Set task
Your task is to output the data exactly as it stands.
-----
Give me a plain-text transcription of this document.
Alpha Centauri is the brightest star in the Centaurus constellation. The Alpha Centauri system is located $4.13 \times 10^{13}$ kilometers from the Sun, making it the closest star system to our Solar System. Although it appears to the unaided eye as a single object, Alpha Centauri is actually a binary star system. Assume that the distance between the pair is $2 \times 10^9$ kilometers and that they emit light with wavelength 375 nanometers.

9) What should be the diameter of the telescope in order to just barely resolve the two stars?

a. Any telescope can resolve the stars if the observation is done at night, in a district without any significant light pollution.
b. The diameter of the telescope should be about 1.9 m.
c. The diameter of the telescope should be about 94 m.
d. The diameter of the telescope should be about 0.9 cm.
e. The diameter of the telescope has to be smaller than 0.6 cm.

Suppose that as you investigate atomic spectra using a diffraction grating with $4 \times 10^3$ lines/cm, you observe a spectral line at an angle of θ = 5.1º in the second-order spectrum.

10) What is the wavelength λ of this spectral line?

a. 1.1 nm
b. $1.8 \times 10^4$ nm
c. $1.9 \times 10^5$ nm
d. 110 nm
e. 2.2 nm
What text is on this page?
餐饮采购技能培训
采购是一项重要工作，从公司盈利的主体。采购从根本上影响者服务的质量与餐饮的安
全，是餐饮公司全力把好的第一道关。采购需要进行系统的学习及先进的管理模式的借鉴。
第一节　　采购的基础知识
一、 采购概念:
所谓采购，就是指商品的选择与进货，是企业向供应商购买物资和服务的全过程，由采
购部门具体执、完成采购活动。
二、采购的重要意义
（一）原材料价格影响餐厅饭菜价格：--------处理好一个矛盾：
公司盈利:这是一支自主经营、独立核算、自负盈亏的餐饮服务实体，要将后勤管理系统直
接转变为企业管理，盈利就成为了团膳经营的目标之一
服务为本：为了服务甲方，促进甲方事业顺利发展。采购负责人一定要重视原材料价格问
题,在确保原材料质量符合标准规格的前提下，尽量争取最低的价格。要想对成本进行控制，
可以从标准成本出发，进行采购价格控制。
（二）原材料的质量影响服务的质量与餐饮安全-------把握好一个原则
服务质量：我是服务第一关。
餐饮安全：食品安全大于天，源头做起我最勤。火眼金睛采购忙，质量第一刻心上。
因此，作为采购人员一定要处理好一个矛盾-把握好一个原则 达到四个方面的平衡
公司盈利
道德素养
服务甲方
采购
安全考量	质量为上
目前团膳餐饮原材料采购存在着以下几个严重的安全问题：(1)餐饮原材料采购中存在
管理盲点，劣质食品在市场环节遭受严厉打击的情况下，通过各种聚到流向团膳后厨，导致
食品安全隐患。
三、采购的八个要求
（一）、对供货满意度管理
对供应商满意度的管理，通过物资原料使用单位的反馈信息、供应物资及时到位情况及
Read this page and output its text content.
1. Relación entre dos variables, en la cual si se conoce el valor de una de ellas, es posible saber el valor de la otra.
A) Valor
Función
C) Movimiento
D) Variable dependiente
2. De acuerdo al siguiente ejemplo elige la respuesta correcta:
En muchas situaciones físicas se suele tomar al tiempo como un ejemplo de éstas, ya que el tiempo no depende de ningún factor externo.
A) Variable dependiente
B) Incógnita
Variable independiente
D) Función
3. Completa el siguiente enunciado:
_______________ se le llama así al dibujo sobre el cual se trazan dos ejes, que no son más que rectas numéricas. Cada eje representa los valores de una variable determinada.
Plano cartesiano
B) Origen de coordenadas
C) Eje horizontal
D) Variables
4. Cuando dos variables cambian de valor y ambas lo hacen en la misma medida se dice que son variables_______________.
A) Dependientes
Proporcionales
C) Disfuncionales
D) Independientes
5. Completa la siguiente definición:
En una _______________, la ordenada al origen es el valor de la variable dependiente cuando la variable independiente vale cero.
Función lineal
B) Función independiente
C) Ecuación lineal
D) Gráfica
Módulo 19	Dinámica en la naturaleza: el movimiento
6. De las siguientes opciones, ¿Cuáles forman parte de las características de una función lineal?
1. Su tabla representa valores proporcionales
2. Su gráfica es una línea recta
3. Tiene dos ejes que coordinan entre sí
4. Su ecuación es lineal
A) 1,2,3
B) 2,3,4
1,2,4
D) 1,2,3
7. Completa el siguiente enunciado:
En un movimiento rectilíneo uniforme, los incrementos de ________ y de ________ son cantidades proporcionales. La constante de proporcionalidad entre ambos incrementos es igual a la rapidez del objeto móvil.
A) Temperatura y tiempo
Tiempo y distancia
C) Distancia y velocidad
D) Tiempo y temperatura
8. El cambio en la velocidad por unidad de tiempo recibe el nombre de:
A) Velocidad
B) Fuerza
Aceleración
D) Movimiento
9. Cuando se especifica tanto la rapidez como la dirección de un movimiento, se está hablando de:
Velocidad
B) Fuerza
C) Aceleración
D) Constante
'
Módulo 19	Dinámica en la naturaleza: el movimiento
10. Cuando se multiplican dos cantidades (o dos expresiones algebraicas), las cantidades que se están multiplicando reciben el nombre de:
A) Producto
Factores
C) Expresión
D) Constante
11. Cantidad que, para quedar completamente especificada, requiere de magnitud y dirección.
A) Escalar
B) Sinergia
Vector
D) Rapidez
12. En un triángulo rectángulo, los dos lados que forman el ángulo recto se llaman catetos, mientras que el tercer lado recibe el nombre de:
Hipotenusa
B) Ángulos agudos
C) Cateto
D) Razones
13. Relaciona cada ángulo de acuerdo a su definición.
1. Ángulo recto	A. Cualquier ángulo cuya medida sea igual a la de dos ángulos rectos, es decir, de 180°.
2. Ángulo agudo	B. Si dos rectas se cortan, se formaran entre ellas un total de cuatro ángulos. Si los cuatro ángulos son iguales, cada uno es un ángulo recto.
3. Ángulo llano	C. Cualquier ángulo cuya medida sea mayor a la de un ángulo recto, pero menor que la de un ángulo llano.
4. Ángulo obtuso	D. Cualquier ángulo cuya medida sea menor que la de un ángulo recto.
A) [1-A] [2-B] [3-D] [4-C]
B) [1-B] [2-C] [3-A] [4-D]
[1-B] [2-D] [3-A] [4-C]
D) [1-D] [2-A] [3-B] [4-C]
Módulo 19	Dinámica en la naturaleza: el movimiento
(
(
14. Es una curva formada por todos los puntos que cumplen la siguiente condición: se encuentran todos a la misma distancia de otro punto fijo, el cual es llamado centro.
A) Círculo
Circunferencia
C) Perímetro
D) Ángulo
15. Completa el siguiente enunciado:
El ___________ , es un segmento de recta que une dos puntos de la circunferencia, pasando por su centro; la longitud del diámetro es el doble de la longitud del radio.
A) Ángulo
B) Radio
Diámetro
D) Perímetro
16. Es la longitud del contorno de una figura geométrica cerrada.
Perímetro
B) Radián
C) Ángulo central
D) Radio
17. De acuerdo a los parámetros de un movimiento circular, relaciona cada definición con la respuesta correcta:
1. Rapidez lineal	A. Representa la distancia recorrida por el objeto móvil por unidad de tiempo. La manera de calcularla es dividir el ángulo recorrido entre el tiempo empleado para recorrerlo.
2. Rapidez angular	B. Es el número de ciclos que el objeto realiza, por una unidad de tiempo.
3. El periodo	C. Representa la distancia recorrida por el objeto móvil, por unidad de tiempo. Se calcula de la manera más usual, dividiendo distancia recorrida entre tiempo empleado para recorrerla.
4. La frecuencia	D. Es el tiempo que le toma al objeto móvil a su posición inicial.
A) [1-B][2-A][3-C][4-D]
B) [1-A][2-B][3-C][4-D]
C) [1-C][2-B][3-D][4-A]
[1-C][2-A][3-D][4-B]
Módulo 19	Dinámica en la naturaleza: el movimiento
-----
Exercise response
Give me a plain-text transcription of this document.
Alpha Centauri is the brightest star in the Centaurus constellation. The Alpha Centauri system is located $4.13 \times 10^{13}$ kilometers from the Sun, making it the closest star system to our Solar System. Although it appears to the unaided eye as a single object, Alpha Centauri is actually a binary star system. Assume that the distance between the pair is $2 \times 10^9$ kilometers and that they emit light with wavelength 375 nanometers.

9) What should be the diameter of the telescope in order to just barely resolve the two stars?

a. Any telescope can resolve the stars if the observation is done at night, in a district without any significant light pollution.
b. The diameter of the telescope should be about 1.9 m.
c. The diameter of the telescope should be about 94 m.
d. The diameter of the telescope should be about 0.9 cm.
e. The diameter of the telescope has to be smaller than 0.6 cm.

Suppose that as you investigate atomic spectra using a diffraction grating with $4 \times 10^3$ lines/cm, you observe a spectral line at an angle of θ = 5.1º in the second-order spectrum.

10) What is the wavelength λ of this spectral line?

a. 1.1 nm
b. $1.8 \times 10^4$ nm
c. $1.9 \times 10^5$ nm
d. 110 nm
e. 2.2 nm
What text is on this page?
餐饮采购技能培训
采购是一项重要工作，从公司盈利的主体。采购从根本上影响者服务的质量与餐饮的安
全，是餐饮公司全力把好的第一道关。采购需要进行系统的学习及先进的管理模式的借鉴。
第一节　　采购的基础知识
一、 采购概念:
所谓采购，就是指商品的选择与进货，是企业向供应商购买物资和服务的全过程，由采
购部门具体执、完成采购活动。
二、采购的重要意义
（一）原材料价格影响餐厅饭菜价格：--------处理好一个矛盾：
公司盈利:这是一支自主经营、独立核算、自负盈亏的餐饮服务实体，要将后勤管理系统直
接转变为企业管理，盈利就成为了团膳经营的目标之一
服务为本：为了服务甲方，促进甲方事业顺利发展。采购负责人一定要重视原材料价格问
题,在确保原材料质量符合标准规格的前提下，尽量争取最低的价格。要想对成本进行控制，
可以从标准成本出发，进行采购价格控制。
（二）原材料的质量影响服务的质量与餐饮安全-------把握好一个原则
服务质量：我是服务第一关。
餐饮安全：食品安全大于天，源头做起我最勤。火眼金睛采购忙，质量第一刻心上。
因此，作为采购人员一定要处理好一个矛盾-把握好一个原则 达到四个方面的平衡
公司盈利
道德素养
服务甲方
采购
安全考量	质量为上
目前团膳餐饮原材料采购存在着以下几个严重的安全问题：(1)餐饮原材料采购中存在
管理盲点，劣质食品在市场环节遭受严厉打击的情况下，通过各种聚到流向团膳后厨，导致
食品安全隐患。
三、采购的八个要求
（一）、对供货满意度管理
对供应商满意度的管理，通过物资原料使用单位的反馈信息、供应物资及时到位情况及
Read this page and output its text content.
1. Relación entre dos variables, en la cual si se conoce el valor de una de ellas, es posible saber el valor de la otra.
A) Valor
Función
C) Movimiento
D) Variable dependiente
2. De acuerdo al siguiente ejemplo elige la respuesta correcta:
En muchas situaciones físicas se suele tomar al tiempo como un ejemplo de éstas, ya que el tiempo no depende de ningún factor externo.
A) Variable dependiente
B) Incógnita
Variable independiente
D) Función
3. Completa el siguiente enunciado:
_______________ se le llama así al dibujo sobre el cual se trazan dos ejes, que no son más que rectas numéricas. Cada eje representa los valores de una variable determinada.
Plano cartesiano
B) Origen de coordenadas
C) Eje horizontal
D) Variables
4. Cuando dos variables cambian de valor y ambas lo hacen en la misma medida se dice que son variables_______________.
A) Dependientes
Proporcionales
C) Disfuncionales
D) Independientes
5. Completa la siguiente definición:
En una _______________, la ordenada al origen es el valor de la variable dependiente cuando la variable independiente vale cero.
Función lineal
B) Función independiente
C) Ecuación lineal
D) Gráfica
Módulo 19	Dinámica en la naturaleza: el movimiento
6. De las siguientes opciones, ¿Cuáles forman parte de las características de una función lineal?
1. Su tabla representa valores proporcionales
2. Su gráfica es una línea recta
3. Tiene dos ejes que coordinan entre sí
4. Su ecuación es lineal
A) 1,2,3
B) 2,3,4
1,2,4
D) 1,2,3
7. Completa el siguiente enunciado:
En un movimiento rectilíneo uniforme, los incrementos de ________ y de ________ son cantidades proporcionales. La constante de proporcionalidad entre ambos incrementos es igual a la rapidez del objeto móvil.
A) Temperatura y tiempo
Tiempo y distancia
C) Distancia y velocidad
D) Tiempo y temperatura
8. El cambio en la velocidad por unidad de tiempo recibe el nombre de:
A) Velocidad
B) Fuerza
Aceleración
D) Movimiento
9. Cuando se especifica tanto la rapidez como la dirección de un movimiento, se está hablando de:
Velocidad
B) Fuerza
C) Aceleración
D) Constante
'
Módulo 19	Dinámica en la naturaleza: el movimiento
10. Cuando se multiplican dos cantidades (o dos expresiones algebraicas), las cantidades que se están multiplicando reciben el nombre de:
A) Producto
Factores
C) Expresión
D) Constante
11. Cantidad que, para quedar completamente especificada, requiere de magnitud y dirección.
A) Escalar
B) Sinergia
Vector
D) Rapidez
12. En un triángulo rectángulo, los dos lados que forman el ángulo recto se llaman catetos, mientras que el tercer lado recibe el nombre de:
Hipotenusa
B) Ángulos agudos
C) Cateto
D) Razones
13. Relaciona cada ángulo de acuerdo a su definición.
1. Ángulo recto	A. Cualquier ángulo cuya medida sea igual a la de dos ángulos rectos, es decir, de 180°.
2. Ángulo agudo	B. Si dos rectas se cortan, se formaran entre ellas un total de cuatro ángulos. Si los cuatro ángulos son iguales, cada uno es un ángulo recto.
3. Ángulo llano	C. Cualquier ángulo cuya medida sea mayor a la de un ángulo recto, pero menor que la de un ángulo llano.
4. Ángulo obtuso	D. Cualquier ángulo cuya medida sea menor que la de un ángulo recto.
A) [1-A] [2-B] [3-D] [4-C]
B) [1-B] [2-C] [3-A] [4-D]
[1-B] [2-D] [3-A] [4-C]
D) [1-D] [2-A] [3-B] [4-C]
Módulo 19	Dinámica en la naturaleza: el movimiento
(
(
14. Es una curva formada por todos los puntos que cumplen la siguiente condición: se encuentran todos a la misma distancia de otro punto fijo, el cual es llamado centro.
A) Círculo
Circunferencia
C) Perímetro
D) Ángulo
15. Completa el siguiente enunciado:
El ___________ , es un segmento de recta que une dos puntos de la circunferencia, pasando por su centro; la longitud del diámetro es el doble de la longitud del radio.
A) Ángulo
B) Radio
Diámetro
D) Perímetro
16. Es la longitud del contorno de una figura geométrica cerrada.
Perímetro
B) Radián
C) Ángulo central
D) Radio
17. De acuerdo a los parámetros de un movimiento circular, relaciona cada definición con la respuesta correcta:
1. Rapidez lineal	A. Representa la distancia recorrida por el objeto móvil por unidad de tiempo. La manera de calcularla es dividir el ángulo recorrido entre el tiempo empleado para recorrerlo.
2. Rapidez angular	B. Es el número de ciclos que el objeto realiza, por una unidad de tiempo.
3. El periodo	C. Representa la distancia recorrida por el objeto móvil, por unidad de tiempo. Se calcula de la manera más usual, dividiendo distancia recorrida entre tiempo empleado para recorrerla.
4. La frecuencia	D. Es el tiempo que le toma al objeto móvil a su posición inicial.
A) [1-B][2-A][3-C][4-D]
B) [1-A][2-B][3-C][4-D]
C) [1-C][2-B][3-D][4-A]
[1-C][2-A][3-D][4-B]
Módulo 19	Dinámica en la naturaleza: el movimiento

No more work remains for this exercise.